■ TASK DETAILS: Go through the records and give each one again exactly.

Collection entries:
<<<<
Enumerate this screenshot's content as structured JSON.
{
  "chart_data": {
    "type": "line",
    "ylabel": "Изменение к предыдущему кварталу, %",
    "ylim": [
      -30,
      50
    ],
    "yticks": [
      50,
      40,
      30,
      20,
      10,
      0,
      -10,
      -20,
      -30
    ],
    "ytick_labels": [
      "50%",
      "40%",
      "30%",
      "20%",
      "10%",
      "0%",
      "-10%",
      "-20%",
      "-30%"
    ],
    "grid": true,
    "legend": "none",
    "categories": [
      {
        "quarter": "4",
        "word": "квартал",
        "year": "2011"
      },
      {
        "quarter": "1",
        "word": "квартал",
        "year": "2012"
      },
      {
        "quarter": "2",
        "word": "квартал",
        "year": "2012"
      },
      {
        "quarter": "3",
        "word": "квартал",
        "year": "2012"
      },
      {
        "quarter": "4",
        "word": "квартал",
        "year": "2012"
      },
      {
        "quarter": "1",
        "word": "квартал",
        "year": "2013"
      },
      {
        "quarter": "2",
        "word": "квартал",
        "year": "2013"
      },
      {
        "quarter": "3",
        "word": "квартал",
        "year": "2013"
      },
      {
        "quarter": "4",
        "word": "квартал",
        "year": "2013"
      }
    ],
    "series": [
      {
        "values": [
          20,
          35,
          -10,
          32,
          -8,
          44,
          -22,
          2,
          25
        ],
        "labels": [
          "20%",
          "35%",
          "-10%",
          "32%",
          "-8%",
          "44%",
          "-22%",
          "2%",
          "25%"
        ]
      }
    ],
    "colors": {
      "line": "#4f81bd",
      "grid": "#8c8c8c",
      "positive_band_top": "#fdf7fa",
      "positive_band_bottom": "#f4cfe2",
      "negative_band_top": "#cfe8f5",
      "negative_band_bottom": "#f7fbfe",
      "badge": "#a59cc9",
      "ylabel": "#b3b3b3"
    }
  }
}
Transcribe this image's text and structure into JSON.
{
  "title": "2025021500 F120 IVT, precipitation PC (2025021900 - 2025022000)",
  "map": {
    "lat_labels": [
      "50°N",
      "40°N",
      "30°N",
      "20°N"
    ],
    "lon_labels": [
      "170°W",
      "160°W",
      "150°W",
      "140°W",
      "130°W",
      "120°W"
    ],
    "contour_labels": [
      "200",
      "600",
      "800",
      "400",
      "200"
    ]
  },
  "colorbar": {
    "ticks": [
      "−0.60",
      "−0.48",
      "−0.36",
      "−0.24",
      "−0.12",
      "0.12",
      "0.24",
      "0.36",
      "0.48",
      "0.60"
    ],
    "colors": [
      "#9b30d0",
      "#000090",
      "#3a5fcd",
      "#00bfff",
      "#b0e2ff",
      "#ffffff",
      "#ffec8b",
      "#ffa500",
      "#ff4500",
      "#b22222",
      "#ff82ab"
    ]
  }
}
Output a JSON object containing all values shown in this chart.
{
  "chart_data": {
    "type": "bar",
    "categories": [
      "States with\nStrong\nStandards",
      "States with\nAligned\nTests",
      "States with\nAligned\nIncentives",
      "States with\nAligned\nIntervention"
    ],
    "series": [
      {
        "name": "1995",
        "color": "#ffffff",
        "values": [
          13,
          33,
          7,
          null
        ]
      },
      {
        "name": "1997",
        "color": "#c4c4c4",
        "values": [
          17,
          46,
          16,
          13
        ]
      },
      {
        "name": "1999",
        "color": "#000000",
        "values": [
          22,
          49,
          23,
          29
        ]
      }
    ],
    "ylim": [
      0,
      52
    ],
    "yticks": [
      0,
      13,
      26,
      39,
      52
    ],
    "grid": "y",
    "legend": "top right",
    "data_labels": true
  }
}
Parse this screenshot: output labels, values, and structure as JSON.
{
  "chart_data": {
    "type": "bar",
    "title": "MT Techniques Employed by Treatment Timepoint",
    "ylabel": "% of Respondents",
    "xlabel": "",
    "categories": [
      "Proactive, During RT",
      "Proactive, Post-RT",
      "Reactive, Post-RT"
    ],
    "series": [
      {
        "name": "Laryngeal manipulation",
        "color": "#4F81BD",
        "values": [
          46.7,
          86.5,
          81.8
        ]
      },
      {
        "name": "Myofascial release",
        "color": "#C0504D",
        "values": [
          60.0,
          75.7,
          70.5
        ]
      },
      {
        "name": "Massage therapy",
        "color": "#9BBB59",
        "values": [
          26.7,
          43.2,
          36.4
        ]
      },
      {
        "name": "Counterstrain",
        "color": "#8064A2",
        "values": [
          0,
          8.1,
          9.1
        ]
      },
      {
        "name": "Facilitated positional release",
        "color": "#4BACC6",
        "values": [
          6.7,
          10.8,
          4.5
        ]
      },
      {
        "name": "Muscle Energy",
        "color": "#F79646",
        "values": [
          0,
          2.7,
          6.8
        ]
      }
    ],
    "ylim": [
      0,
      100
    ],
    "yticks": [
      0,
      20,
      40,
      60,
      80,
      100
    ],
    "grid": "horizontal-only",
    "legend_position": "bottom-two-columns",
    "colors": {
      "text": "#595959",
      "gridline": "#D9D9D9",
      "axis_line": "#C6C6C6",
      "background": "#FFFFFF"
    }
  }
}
>>>>
■ CORRECT ANSWER:
Enumerate this screenshot's content as structured JSON.
{
  "chart_data": {
    "type": "line",
    "ylabel": "Изменение к предыдущему кварталу, %",
    "ylim": [
      -30,
      50
    ],
    "yticks": [
      50,
      40,
      30,
      20,
      10,
      0,
      -10,
      -20,
      -30
    ],
    "ytick_labels": [
      "50%",
      "40%",
      "30%",
      "20%",
      "10%",
      "0%",
      "-10%",
      "-20%",
      "-30%"
    ],
    "grid": true,
    "legend": "none",
    "categories": [
      {
        "quarter": "4",
        "word": "квартал",
        "year": "2011"
      },
      {
        "quarter": "1",
        "word": "квартал",
        "year": "2012"
      },
      {
        "quarter": "2",
        "word": "квартал",
        "year": "2012"
      },
      {
        "quarter": "3",
        "word": "квартал",
        "year": "2012"
      },
      {
        "quarter": "4",
        "word": "квартал",
        "year": "2012"
      },
      {
        "quarter": "1",
        "word": "квартал",
        "year": "2013"
      },
      {
        "quarter": "2",
        "word": "квартал",
        "year": "2013"
      },
      {
        "quarter": "3",
        "word": "квартал",
        "year": "2013"
      },
      {
        "quarter": "4",
        "word": "квартал",
        "year": "2013"
      }
    ],
    "series": [
      {
        "values": [
          20,
          35,
          -10,
          32,
          -8,
          44,
          -22,
          2,
          25
        ],
        "labels": [
          "20%",
          "35%",
          "-10%",
          "32%",
          "-8%",
          "44%",
          "-22%",
          "2%",
          "25%"
        ]
      }
    ],
    "colors": {
      "line": "#4f81bd",
      "grid": "#8c8c8c",
      "positive_band_top": "#fdf7fa",
      "positive_band_bottom": "#f4cfe2",
      "negative_band_top": "#cfe8f5",
      "negative_band_bottom": "#f7fbfe",
      "badge": "#a59cc9",
      "ylabel": "#b3b3b3"
    }
  }
}
Transcribe this image's text and structure into JSON.
{
  "title": "2025021500 F120 IVT, precipitation PC (2025021900 - 2025022000)",
  "map": {
    "lat_labels": [
      "50°N",
      "40°N",
      "30°N",
      "20°N"
    ],
    "lon_labels": [
      "170°W",
      "160°W",
      "150°W",
      "140°W",
      "130°W",
      "120°W"
    ],
    "contour_labels": [
      "200",
      "600",
      "800",
      "400",
      "200"
    ]
  },
  "colorbar": {
    "ticks": [
      "−0.60",
      "−0.48",
      "−0.36",
      "−0.24",
      "−0.12",
      "0.12",
      "0.24",
      "0.36",
      "0.48",
      "0.60"
    ],
    "colors": [
      "#9b30d0",
      "#000090",
      "#3a5fcd",
      "#00bfff",
      "#b0e2ff",
      "#ffffff",
      "#ffec8b",
      "#ffa500",
      "#ff4500",
      "#b22222",
      "#ff82ab"
    ]
  }
}
Output a JSON object containing all values shown in this chart.
{
  "chart_data": {
    "type": "bar",
    "categories": [
      "States with\nStrong\nStandards",
      "States with\nAligned\nTests",
      "States with\nAligned\nIncentives",
      "States with\nAligned\nIntervention"
    ],
    "series": [
      {
        "name": "1995",
        "color": "#ffffff",
        "values": [
          13,
          33,
          7,
          null
        ]
      },
      {
        "name": "1997",
        "color": "#c4c4c4",
        "values": [
          17,
          46,
          16,
          13
        ]
      },
      {
        "name": "1999",
        "color": "#000000",
        "values": [
          22,
          49,
          23,
          29
        ]
      }
    ],
    "ylim": [
      0,
      52
    ],
    "yticks": [
      0,
      13,
      26,
      39,
      52
    ],
    "grid": "y",
    "legend": "top right",
    "data_labels": true
  }
}
Parse this screenshot: output labels, values, and structure as JSON.
{
  "chart_data": {
    "type": "bar",
    "title": "MT Techniques Employed by Treatment Timepoint",
    "ylabel": "% of Respondents",
    "xlabel": "",
    "categories": [
      "Proactive, During RT",
      "Proactive, Post-RT",
      "Reactive, Post-RT"
    ],
    "series": [
      {
        "name": "Laryngeal manipulation",
        "color": "#4F81BD",
        "values": [
          46.7,
          86.5,
          81.8
        ]
      },
      {
        "name": "Myofascial release",
        "color": "#C0504D",
        "values": [
          60.0,
          75.7,
          70.5
        ]
      },
      {
        "name": "Massage therapy",
        "color": "#9BBB59",
        "values": [
          26.7,
          43.2,
          36.4
        ]
      },
      {
        "name": "Counterstrain",
        "color": "#8064A2",
        "values": [
          0,
          8.1,
          9.1
        ]
      },
      {
        "name": "Facilitated positional release",
        "color": "#4BACC6",
        "values": [
          6.7,
          10.8,
          4.5
        ]
      },
      {
        "name": "Muscle Energy",
        "color": "#F79646",
        "values": [
          0,
          2.7,
          6.8
        ]
      }
    ],
    "ylim": [
      0,
      100
    ],
    "yticks": [
      0,
      20,
      40,
      60,
      80,
      100
    ],
    "grid": "horizontal-only",
    "legend_position": "bottom-two-columns",
    "colors": {
      "text": "#595959",
      "gridline": "#D9D9D9",
      "axis_line": "#C6C6C6",
      "background": "#FFFFFF"
    }
  }
}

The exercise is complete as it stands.